Structured figure records
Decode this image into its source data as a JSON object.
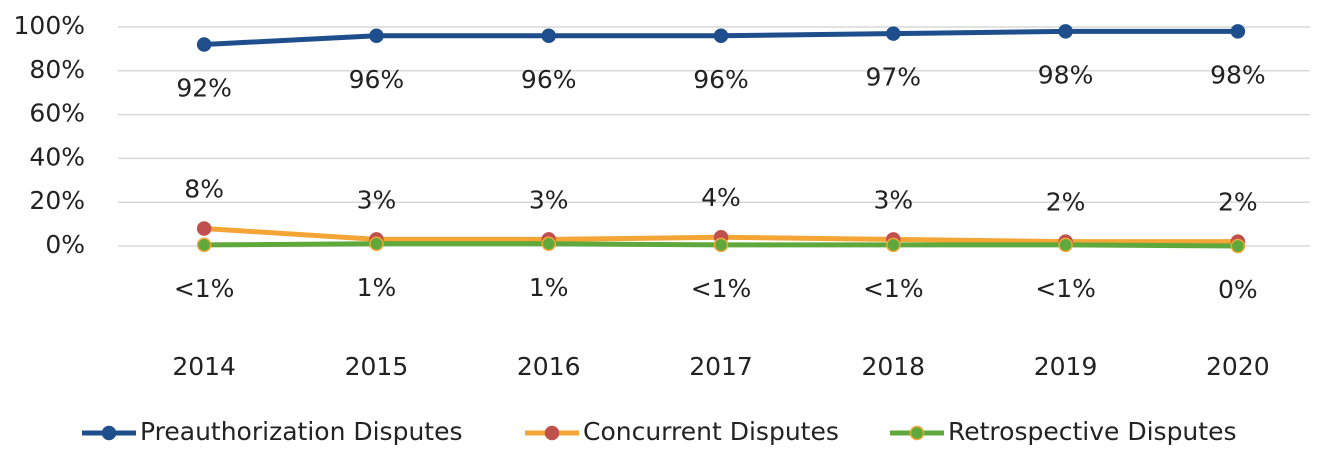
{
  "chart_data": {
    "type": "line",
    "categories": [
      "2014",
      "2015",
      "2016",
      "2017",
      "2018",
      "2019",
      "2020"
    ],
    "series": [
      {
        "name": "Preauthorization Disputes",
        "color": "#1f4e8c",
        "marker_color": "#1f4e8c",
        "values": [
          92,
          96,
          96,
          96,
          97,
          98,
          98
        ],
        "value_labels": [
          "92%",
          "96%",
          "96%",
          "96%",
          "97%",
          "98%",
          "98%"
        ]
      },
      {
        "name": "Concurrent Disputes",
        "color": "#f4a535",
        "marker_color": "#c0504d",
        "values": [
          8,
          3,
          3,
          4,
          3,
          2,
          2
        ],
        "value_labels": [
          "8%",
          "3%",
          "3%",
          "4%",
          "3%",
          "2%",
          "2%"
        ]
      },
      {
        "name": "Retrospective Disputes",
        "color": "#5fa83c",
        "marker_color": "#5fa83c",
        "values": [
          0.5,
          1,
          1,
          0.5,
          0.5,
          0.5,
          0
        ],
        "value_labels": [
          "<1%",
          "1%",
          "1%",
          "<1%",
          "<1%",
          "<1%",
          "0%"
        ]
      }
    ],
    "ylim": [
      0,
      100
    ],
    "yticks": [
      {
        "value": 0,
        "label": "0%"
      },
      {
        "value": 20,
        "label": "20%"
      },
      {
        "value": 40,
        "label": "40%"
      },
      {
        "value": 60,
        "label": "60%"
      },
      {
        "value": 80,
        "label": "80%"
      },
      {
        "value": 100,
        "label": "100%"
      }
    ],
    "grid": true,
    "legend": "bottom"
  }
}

__REQUIRED TASK__
Leave the images out and output the remaining material exactly as it stands.

__WRITTEN SOLUTION__
Decode this image into its source data as a JSON object.
{
  "chart_data": {
    "type": "line",
    "categories": [
      "2014",
      "2015",
      "2016",
      "2017",
      "2018",
      "2019",
      "2020"
    ],
    "series": [
      {
        "name": "Preauthorization Disputes",
        "color": "#1f4e8c",
        "marker_color": "#1f4e8c",
        "values": [
          92,
          96,
          96,
          96,
          97,
          98,
          98
        ],
        "value_labels": [
          "92%",
          "96%",
          "96%",
          "96%",
          "97%",
          "98%",
          "98%"
        ]
      },
      {
        "name": "Concurrent Disputes",
        "color": "#f4a535",
        "marker_color": "#c0504d",
        "values": [
          8,
          3,
          3,
          4,
          3,
          2,
          2
        ],
        "value_labels": [
          "8%",
          "3%",
          "3%",
          "4%",
          "3%",
          "2%",
          "2%"
        ]
      },
      {
        "name": "Retrospective Disputes",
        "color": "#5fa83c",
        "marker_color": "#5fa83c",
        "values": [
          0.5,
          1,
          1,
          0.5,
          0.5,
          0.5,
          0
        ],
        "value_labels": [
          "<1%",
          "1%",
          "1%",
          "<1%",
          "<1%",
          "<1%",
          "0%"
        ]
      }
    ],
    "ylim": [
      0,
      100
    ],
    "yticks": [
      {
        "value": 0,
        "label": "0%"
      },
      {
        "value": 20,
        "label": "20%"
      },
      {
        "value": 40,
        "label": "40%"
      },
      {
        "value": 60,
        "label": "60%"
      },
      {
        "value": 80,
        "label": "80%"
      },
      {
        "value": 100,
        "label": "100%"
      }
    ],
    "grid": true,
    "legend": "bottom"
  }
}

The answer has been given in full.